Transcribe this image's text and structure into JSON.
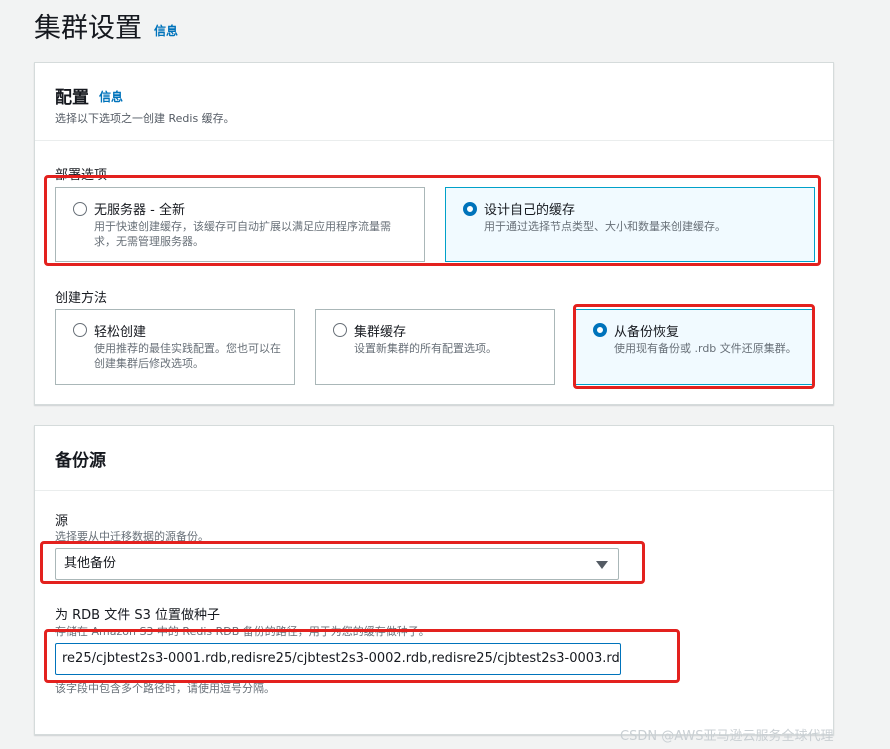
{
  "page": {
    "title": "集群设置",
    "info": "信息"
  },
  "config": {
    "title": "配置",
    "info": "信息",
    "description": "选择以下选项之一创建 Redis 缓存。",
    "deployment": {
      "label": "部署选项",
      "options": [
        {
          "label": "无服务器 - 全新",
          "description": "用于快速创建缓存，该缓存可自动扩展以满足应用程序流量需求，无需管理服务器。",
          "selected": false
        },
        {
          "label": "设计自己的缓存",
          "description": "用于通过选择节点类型、大小和数量来创建缓存。",
          "selected": true
        }
      ]
    },
    "creation": {
      "label": "创建方法",
      "options": [
        {
          "label": "轻松创建",
          "description": "使用推荐的最佳实践配置。您也可以在创建集群后修改选项。",
          "selected": false
        },
        {
          "label": "集群缓存",
          "description": "设置新集群的所有配置选项。",
          "selected": false
        },
        {
          "label": "从备份恢复",
          "description": "使用现有备份或 .rdb 文件还原集群。",
          "selected": true
        }
      ]
    }
  },
  "backup": {
    "title": "备份源",
    "source": {
      "label": "源",
      "description": "选择要从中迁移数据的源备份。",
      "value": "其他备份"
    },
    "seed": {
      "label": "为 RDB 文件 S3 位置做种子",
      "description": "存储在 Amazon S3 中的 Redis RDB 备份的路径，用于为您的缓存做种子。",
      "value": "re25/cjbtest2s3-0001.rdb,redisre25/cjbtest2s3-0002.rdb,redisre25/cjbtest2s3-0003.rd",
      "hint": "该字段中包含多个路径时，请使用逗号分隔。"
    }
  },
  "watermark": "CSDN @AWS亚马逊云服务全球代理",
  "colors": {
    "highlight_box": "#e3211e",
    "selected_border": "#00a1c9",
    "link": "#0073bb"
  }
}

⁂

Extract all the entries word for word; omit any pictures.

Exercise result:
Transcribe this image's text and structure into JSON.
{
  "page": {
    "title": "集群设置",
    "info": "信息"
  },
  "config": {
    "title": "配置",
    "info": "信息",
    "description": "选择以下选项之一创建 Redis 缓存。",
    "deployment": {
      "label": "部署选项",
      "options": [
        {
          "label": "无服务器 - 全新",
          "description": "用于快速创建缓存，该缓存可自动扩展以满足应用程序流量需求，无需管理服务器。",
          "selected": false
        },
        {
          "label": "设计自己的缓存",
          "description": "用于通过选择节点类型、大小和数量来创建缓存。",
          "selected": true
        }
      ]
    },
    "creation": {
      "label": "创建方法",
      "options": [
        {
          "label": "轻松创建",
          "description": "使用推荐的最佳实践配置。您也可以在创建集群后修改选项。",
          "selected": false
        },
        {
          "label": "集群缓存",
          "description": "设置新集群的所有配置选项。",
          "selected": false
        },
        {
          "label": "从备份恢复",
          "description": "使用现有备份或 .rdb 文件还原集群。",
          "selected": true
        }
      ]
    }
  },
  "backup": {
    "title": "备份源",
    "source": {
      "label": "源",
      "description": "选择要从中迁移数据的源备份。",
      "value": "其他备份"
    },
    "seed": {
      "label": "为 RDB 文件 S3 位置做种子",
      "description": "存储在 Amazon S3 中的 Redis RDB 备份的路径，用于为您的缓存做种子。",
      "value": "re25/cjbtest2s3-0001.rdb,redisre25/cjbtest2s3-0002.rdb,redisre25/cjbtest2s3-0003.rd",
      "hint": "该字段中包含多个路径时，请使用逗号分隔。"
    }
  },
  "watermark": "CSDN @AWS亚马逊云服务全球代理",
  "colors": {
    "highlight_box": "#e3211e",
    "selected_border": "#00a1c9",
    "link": "#0073bb"
  }
}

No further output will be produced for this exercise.